Exercise brief: Quote the listing in full, exactly as given, minus any pictures.
--- Items ---
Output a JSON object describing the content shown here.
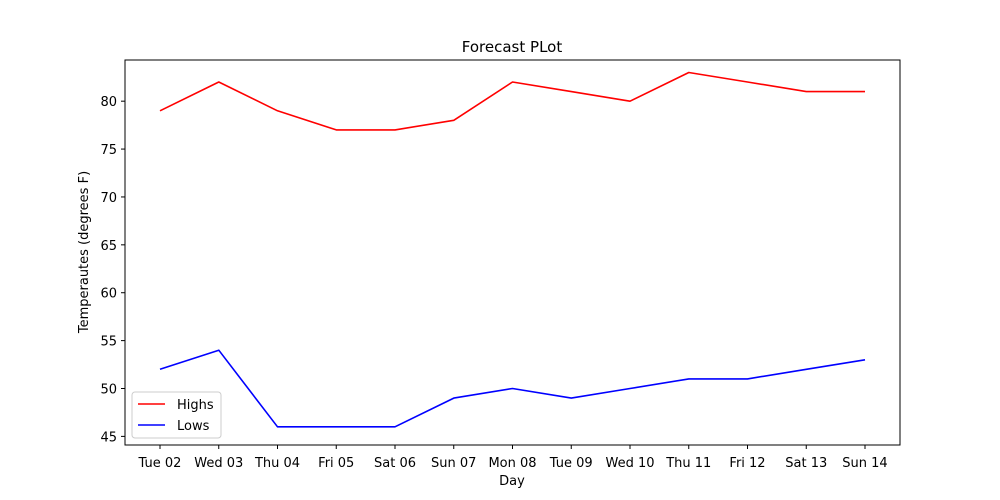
{
  "chart_data": {
    "type": "line",
    "title": "Forecast PLot",
    "xlabel": "Day",
    "ylabel": "Temperautes (degrees F)",
    "categories": [
      "Tue 02",
      "Wed 03",
      "Thu 04",
      "Fri 05",
      "Sat 06",
      "Sun 07",
      "Mon 08",
      "Tue 09",
      "Wed 10",
      "Thu 11",
      "Fri 12",
      "Sat 13",
      "Sun 14"
    ],
    "ylim": [
      44.1,
      84.3
    ],
    "yticks": [
      45,
      50,
      55,
      60,
      65,
      70,
      75,
      80
    ],
    "grid": false,
    "legend_position": "lower-left",
    "series": [
      {
        "name": "Highs",
        "color": "#ff0000",
        "values": [
          79,
          82,
          79,
          77,
          77,
          78,
          82,
          81,
          80,
          83,
          82,
          81,
          81
        ]
      },
      {
        "name": "Lows",
        "color": "#0000ff",
        "values": [
          52,
          54,
          46,
          46,
          46,
          49,
          50,
          49,
          50,
          51,
          51,
          52,
          53
        ]
      }
    ]
  }
}
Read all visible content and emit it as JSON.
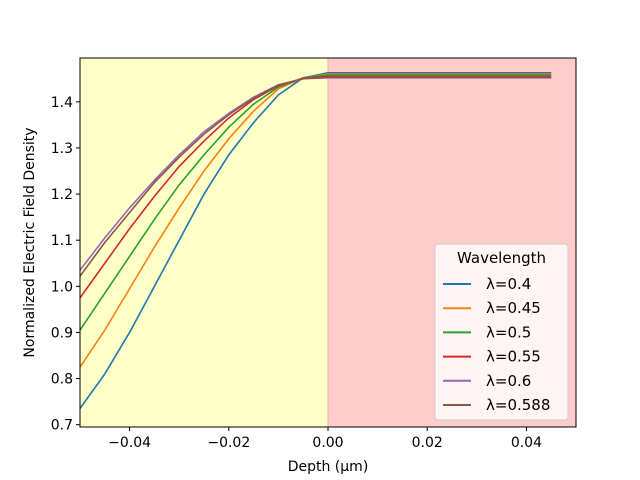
{
  "chart_data": {
    "type": "line",
    "xlabel": "Depth (μm)",
    "ylabel": "Normalized Electric Field Density",
    "xlim": [
      -0.05,
      0.05
    ],
    "ylim": [
      0.695,
      1.495
    ],
    "xticks": [
      -0.04,
      -0.02,
      0.0,
      0.02,
      0.04
    ],
    "xtick_labels": [
      "−0.04",
      "−0.02",
      "0.00",
      "0.02",
      "0.04"
    ],
    "yticks": [
      0.7,
      0.8,
      0.9,
      1.0,
      1.1,
      1.2,
      1.3,
      1.4
    ],
    "ytick_labels": [
      "0.7",
      "0.8",
      "0.9",
      "1.0",
      "1.1",
      "1.2",
      "1.3",
      "1.4"
    ],
    "grid": false,
    "regions": [
      {
        "x0": -0.05,
        "x1": 0.0,
        "color": "#ffffc8"
      },
      {
        "x0": 0.0,
        "x1": 0.05,
        "color": "#ffcccc"
      }
    ],
    "legend": {
      "title": "Wavelength",
      "placement": "lower-right"
    },
    "x": [
      -0.05,
      -0.045,
      -0.04,
      -0.035,
      -0.03,
      -0.025,
      -0.02,
      -0.015,
      -0.01,
      -0.005,
      0.0,
      0.045
    ],
    "series": [
      {
        "name": "λ=0.4",
        "color": "#1f77b4",
        "values": [
          0.735,
          0.81,
          0.9,
          1.0,
          1.1,
          1.2,
          1.285,
          1.355,
          1.415,
          1.452,
          1.463,
          1.463
        ]
      },
      {
        "name": "λ=0.45",
        "color": "#ff7f0e",
        "values": [
          0.825,
          0.905,
          0.995,
          1.085,
          1.17,
          1.25,
          1.32,
          1.38,
          1.428,
          1.452,
          1.46,
          1.46
        ]
      },
      {
        "name": "λ=0.5",
        "color": "#2ca02c",
        "values": [
          0.905,
          0.985,
          1.065,
          1.145,
          1.22,
          1.285,
          1.345,
          1.395,
          1.432,
          1.452,
          1.458,
          1.458
        ]
      },
      {
        "name": "λ=0.55",
        "color": "#d62728",
        "values": [
          0.975,
          1.05,
          1.125,
          1.195,
          1.26,
          1.315,
          1.365,
          1.405,
          1.435,
          1.451,
          1.455,
          1.455
        ]
      },
      {
        "name": "λ=0.6",
        "color": "#9467bd",
        "values": [
          1.035,
          1.105,
          1.17,
          1.23,
          1.285,
          1.335,
          1.375,
          1.41,
          1.437,
          1.45,
          1.452,
          1.452
        ]
      },
      {
        "name": "λ=0.588",
        "color": "#8c564b",
        "values": [
          1.022,
          1.095,
          1.16,
          1.225,
          1.28,
          1.33,
          1.372,
          1.408,
          1.436,
          1.45,
          1.453,
          1.453
        ]
      }
    ]
  }
}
---
Reply:
Output a JSON object describing the content shown here.
{
  "chart_data": {
    "type": "line",
    "title": "Forecast PLot",
    "xlabel": "Day",
    "ylabel": "Temperautes (degrees F)",
    "categories": [
      "Tue 02",
      "Wed 03",
      "Thu 04",
      "Fri 05",
      "Sat 06",
      "Sun 07",
      "Mon 08",
      "Tue 09",
      "Wed 10",
      "Thu 11",
      "Fri 12",
      "Sat 13",
      "Sun 14"
    ],
    "ylim": [
      44.1,
      84.3
    ],
    "yticks": [
      45,
      50,
      55,
      60,
      65,
      70,
      75,
      80
    ],
    "grid": false,
    "legend_position": "lower-left",
    "series": [
      {
        "name": "Highs",
        "color": "#ff0000",
        "values": [
          79,
          82,
          79,
          77,
          77,
          78,
          82,
          81,
          80,
          83,
          82,
          81,
          81
        ]
      },
      {
        "name": "Lows",
        "color": "#0000ff",
        "values": [
          52,
          54,
          46,
          46,
          46,
          49,
          50,
          49,
          50,
          51,
          51,
          52,
          53
        ]
      }
    ]
  }
}
Read all visible content and emit it as JSON.
{
  "chart_data": {
    "type": "line",
    "xlabel": "Depth (μm)",
    "ylabel": "Normalized Electric Field Density",
    "xlim": [
      -0.05,
      0.05
    ],
    "ylim": [
      0.695,
      1.495
    ],
    "xticks": [
      -0.04,
      -0.02,
      0.0,
      0.02,
      0.04
    ],
    "xtick_labels": [
      "−0.04",
      "−0.02",
      "0.00",
      "0.02",
      "0.04"
    ],
    "yticks": [
      0.7,
      0.8,
      0.9,
      1.0,
      1.1,
      1.2,
      1.3,
      1.4
    ],
    "ytick_labels": [
      "0.7",
      "0.8",
      "0.9",
      "1.0",
      "1.1",
      "1.2",
      "1.3",
      "1.4"
    ],
    "grid": false,
    "regions": [
      {
        "x0": -0.05,
        "x1": 0.0,
        "color": "#ffffc8"
      },
      {
        "x0": 0.0,
        "x1": 0.05,
        "color": "#ffcccc"
      }
    ],
    "legend": {
      "title": "Wavelength",
      "placement": "lower-right"
    },
    "x": [
      -0.05,
      -0.045,
      -0.04,
      -0.035,
      -0.03,
      -0.025,
      -0.02,
      -0.015,
      -0.01,
      -0.005,
      0.0,
      0.045
    ],
    "series": [
      {
        "name": "λ=0.4",
        "color": "#1f77b4",
        "values": [
          0.735,
          0.81,
          0.9,
          1.0,
          1.1,
          1.2,
          1.285,
          1.355,
          1.415,
          1.452,
          1.463,
          1.463
        ]
      },
      {
        "name": "λ=0.45",
        "color": "#ff7f0e",
        "values": [
          0.825,
          0.905,
          0.995,
          1.085,
          1.17,
          1.25,
          1.32,
          1.38,
          1.428,
          1.452,
          1.46,
          1.46
        ]
      },
      {
        "name": "λ=0.5",
        "color": "#2ca02c",
        "values": [
          0.905,
          0.985,
          1.065,
          1.145,
          1.22,
          1.285,
          1.345,
          1.395,
          1.432,
          1.452,
          1.458,
          1.458
        ]
      },
      {
        "name": "λ=0.55",
        "color": "#d62728",
        "values": [
          0.975,
          1.05,
          1.125,
          1.195,
          1.26,
          1.315,
          1.365,
          1.405,
          1.435,
          1.451,
          1.455,
          1.455
        ]
      },
      {
        "name": "λ=0.6",
        "color": "#9467bd",
        "values": [
          1.035,
          1.105,
          1.17,
          1.23,
          1.285,
          1.335,
          1.375,
          1.41,
          1.437,
          1.45,
          1.452,
          1.452
        ]
      },
      {
        "name": "λ=0.588",
        "color": "#8c564b",
        "values": [
          1.022,
          1.095,
          1.16,
          1.225,
          1.28,
          1.33,
          1.372,
          1.408,
          1.436,
          1.45,
          1.453,
          1.453
        ]
      }
    ]
  }
}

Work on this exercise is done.